◆ Set problem
Extract the entries in their exact form.

◆ Supplied data

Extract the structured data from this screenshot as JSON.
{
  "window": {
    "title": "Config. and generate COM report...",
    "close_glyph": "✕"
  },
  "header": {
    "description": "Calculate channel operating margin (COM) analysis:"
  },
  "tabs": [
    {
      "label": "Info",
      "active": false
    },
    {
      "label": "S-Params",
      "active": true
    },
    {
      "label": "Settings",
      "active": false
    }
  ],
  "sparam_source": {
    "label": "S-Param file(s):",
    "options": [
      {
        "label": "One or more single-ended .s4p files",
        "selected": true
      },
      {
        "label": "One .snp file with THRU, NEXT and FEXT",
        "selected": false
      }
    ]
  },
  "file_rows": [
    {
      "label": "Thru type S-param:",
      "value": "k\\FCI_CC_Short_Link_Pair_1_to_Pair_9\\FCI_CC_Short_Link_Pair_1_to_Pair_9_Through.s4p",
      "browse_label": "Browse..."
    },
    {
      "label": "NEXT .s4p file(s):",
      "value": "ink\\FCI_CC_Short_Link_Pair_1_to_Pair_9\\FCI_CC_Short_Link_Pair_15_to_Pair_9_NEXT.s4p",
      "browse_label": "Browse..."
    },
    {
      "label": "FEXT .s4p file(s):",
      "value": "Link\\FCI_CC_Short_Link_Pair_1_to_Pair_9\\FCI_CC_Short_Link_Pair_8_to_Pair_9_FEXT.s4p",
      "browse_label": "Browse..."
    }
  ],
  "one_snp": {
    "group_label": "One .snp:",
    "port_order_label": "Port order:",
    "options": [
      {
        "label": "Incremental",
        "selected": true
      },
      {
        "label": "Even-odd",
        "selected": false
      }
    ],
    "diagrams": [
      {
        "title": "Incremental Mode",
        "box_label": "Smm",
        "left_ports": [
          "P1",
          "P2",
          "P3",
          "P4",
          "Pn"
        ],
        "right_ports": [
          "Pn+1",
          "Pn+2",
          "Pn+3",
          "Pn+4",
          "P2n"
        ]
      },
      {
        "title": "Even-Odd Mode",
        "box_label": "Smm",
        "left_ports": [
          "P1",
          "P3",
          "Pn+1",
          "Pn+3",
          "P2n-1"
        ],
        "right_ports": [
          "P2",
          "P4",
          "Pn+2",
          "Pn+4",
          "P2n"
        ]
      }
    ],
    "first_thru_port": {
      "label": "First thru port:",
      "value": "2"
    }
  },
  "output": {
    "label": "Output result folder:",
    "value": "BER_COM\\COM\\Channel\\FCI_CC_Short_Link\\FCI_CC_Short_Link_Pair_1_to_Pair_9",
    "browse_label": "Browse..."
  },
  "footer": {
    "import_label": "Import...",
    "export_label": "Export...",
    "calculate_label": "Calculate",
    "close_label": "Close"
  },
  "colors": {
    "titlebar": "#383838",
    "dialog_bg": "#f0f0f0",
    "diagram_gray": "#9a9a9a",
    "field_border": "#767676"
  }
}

◆ Answer to this exercise
Extract the structured data from this screenshot as JSON.
{
  "window": {
    "title": "Config. and generate COM report...",
    "close_glyph": "✕"
  },
  "header": {
    "description": "Calculate channel operating margin (COM) analysis:"
  },
  "tabs": [
    {
      "label": "Info",
      "active": false
    },
    {
      "label": "S-Params",
      "active": true
    },
    {
      "label": "Settings",
      "active": false
    }
  ],
  "sparam_source": {
    "label": "S-Param file(s):",
    "options": [
      {
        "label": "One or more single-ended .s4p files",
        "selected": true
      },
      {
        "label": "One .snp file with THRU, NEXT and FEXT",
        "selected": false
      }
    ]
  },
  "file_rows": [
    {
      "label": "Thru type S-param:",
      "value": "k\\FCI_CC_Short_Link_Pair_1_to_Pair_9\\FCI_CC_Short_Link_Pair_1_to_Pair_9_Through.s4p",
      "browse_label": "Browse..."
    },
    {
      "label": "NEXT .s4p file(s):",
      "value": "ink\\FCI_CC_Short_Link_Pair_1_to_Pair_9\\FCI_CC_Short_Link_Pair_15_to_Pair_9_NEXT.s4p",
      "browse_label": "Browse..."
    },
    {
      "label": "FEXT .s4p file(s):",
      "value": "Link\\FCI_CC_Short_Link_Pair_1_to_Pair_9\\FCI_CC_Short_Link_Pair_8_to_Pair_9_FEXT.s4p",
      "browse_label": "Browse..."
    }
  ],
  "one_snp": {
    "group_label": "One .snp:",
    "port_order_label": "Port order:",
    "options": [
      {
        "label": "Incremental",
        "selected": true
      },
      {
        "label": "Even-odd",
        "selected": false
      }
    ],
    "diagrams": [
      {
        "title": "Incremental Mode",
        "box_label": "Smm",
        "left_ports": [
          "P1",
          "P2",
          "P3",
          "P4",
          "Pn"
        ],
        "right_ports": [
          "Pn+1",
          "Pn+2",
          "Pn+3",
          "Pn+4",
          "P2n"
        ]
      },
      {
        "title": "Even-Odd Mode",
        "box_label": "Smm",
        "left_ports": [
          "P1",
          "P3",
          "Pn+1",
          "Pn+3",
          "P2n-1"
        ],
        "right_ports": [
          "P2",
          "P4",
          "Pn+2",
          "Pn+4",
          "P2n"
        ]
      }
    ],
    "first_thru_port": {
      "label": "First thru port:",
      "value": "2"
    }
  },
  "output": {
    "label": "Output result folder:",
    "value": "BER_COM\\COM\\Channel\\FCI_CC_Short_Link\\FCI_CC_Short_Link_Pair_1_to_Pair_9",
    "browse_label": "Browse..."
  },
  "footer": {
    "import_label": "Import...",
    "export_label": "Export...",
    "calculate_label": "Calculate",
    "close_label": "Close"
  },
  "colors": {
    "titlebar": "#383838",
    "dialog_bg": "#f0f0f0",
    "diagram_gray": "#9a9a9a",
    "field_border": "#767676"
  }
}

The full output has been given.